* Exercise brief *
Images are to be dropped; everything else in the entries below must be copied exactly.

▬▬▬

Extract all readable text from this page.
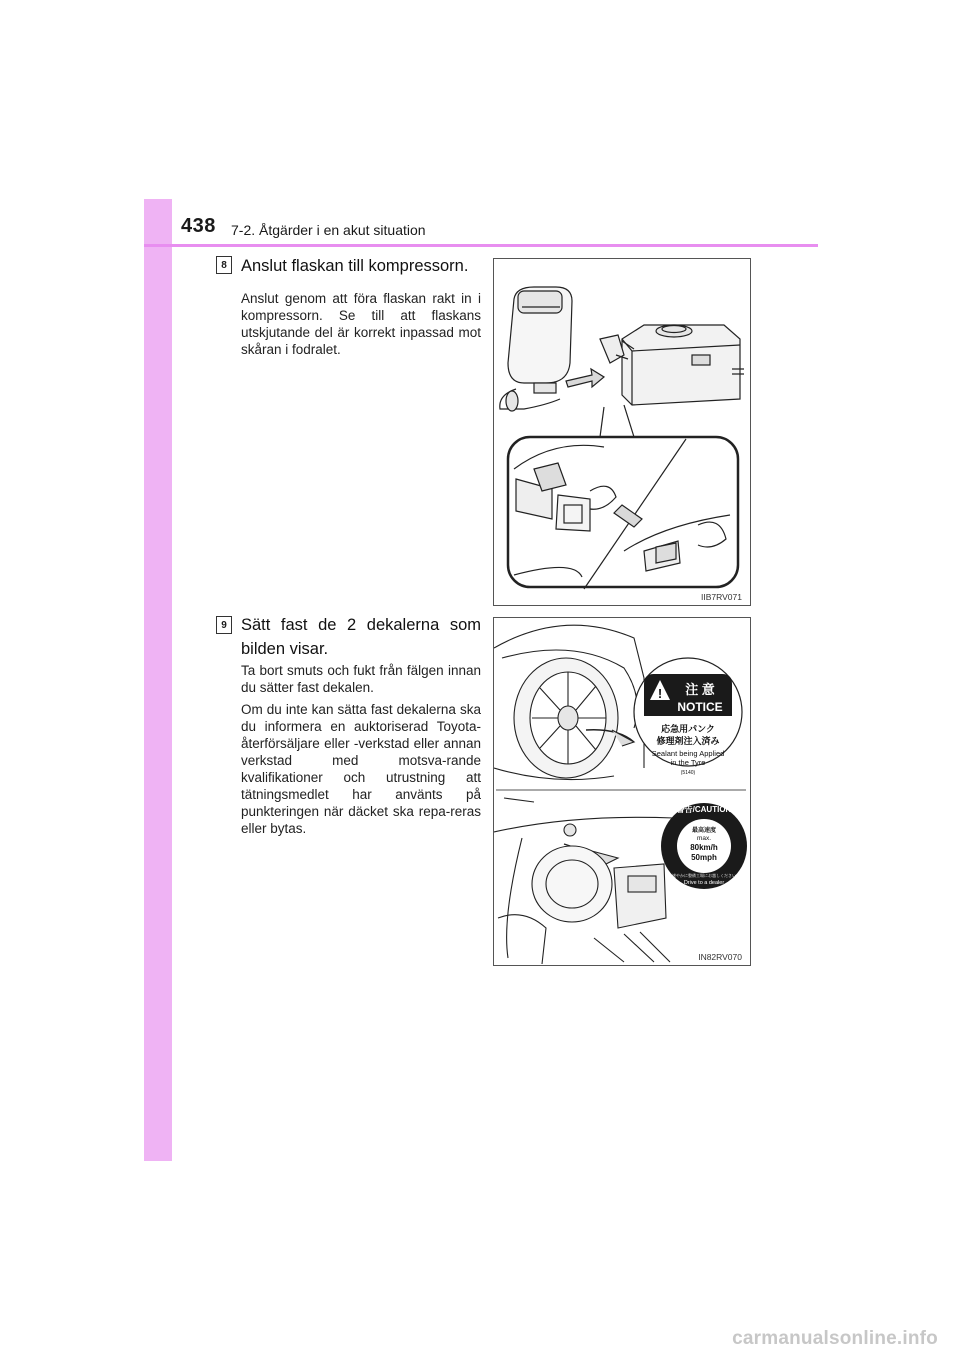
438 7-2. Åtgärder i en akut situation
8 Anslut flaskan till kompressorn.
Anslut genom att föra flaskan rakt in i kompressorn. Se till att flaskans utskjutande del är korrekt inpassad mot skåran i fodralet.
IIB7RV071
9 Sätt fast de 2 dekalerna som bilden visar.
Ta bort smuts och fukt från fälgen innan du sätter fast dekalen.
Om du inte kan sätta fast dekalerna ska du informera en auktoriserad Toyota-återförsäljare eller -verkstad eller annan verkstad med motsva-rande kvalifikationer och utrustning att tätningsmedlet har använts på punkteringen när däcket ska repa-reras eller bytas.
! 注 意
NOTICE
応急用パンク
修理剤注入済み
Sealant being Applied
in the Tyre
(5140)
警告/CAUTION
最高速度
max.
80km/h
50mph
速やかに整備工場にお越しください
Drive to a dealer
IN82RV070
carmanualsonline.info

▬▬▬

* Answer space *
Extract all readable text from this page.
438 7-2. Åtgärder i en akut situation
8 Anslut flaskan till kompressorn.
Anslut genom att föra flaskan rakt in i kompressorn. Se till att flaskans utskjutande del är korrekt inpassad mot skåran i fodralet.
IIB7RV071
9 Sätt fast de 2 dekalerna som bilden visar.
Ta bort smuts och fukt från fälgen innan du sätter fast dekalen.
Om du inte kan sätta fast dekalerna ska du informera en auktoriserad Toyota-återförsäljare eller -verkstad eller annan verkstad med motsva-rande kvalifikationer och utrustning att tätningsmedlet har använts på punkteringen när däcket ska repa-reras eller bytas.
! 注 意
NOTICE
応急用パンク
修理剤注入済み
Sealant being Applied
in the Tyre
(5140)
警告/CAUTION
最高速度
max.
80km/h
50mph
速やかに整備工場にお越しください
Drive to a dealer
IN82RV070
carmanualsonline.info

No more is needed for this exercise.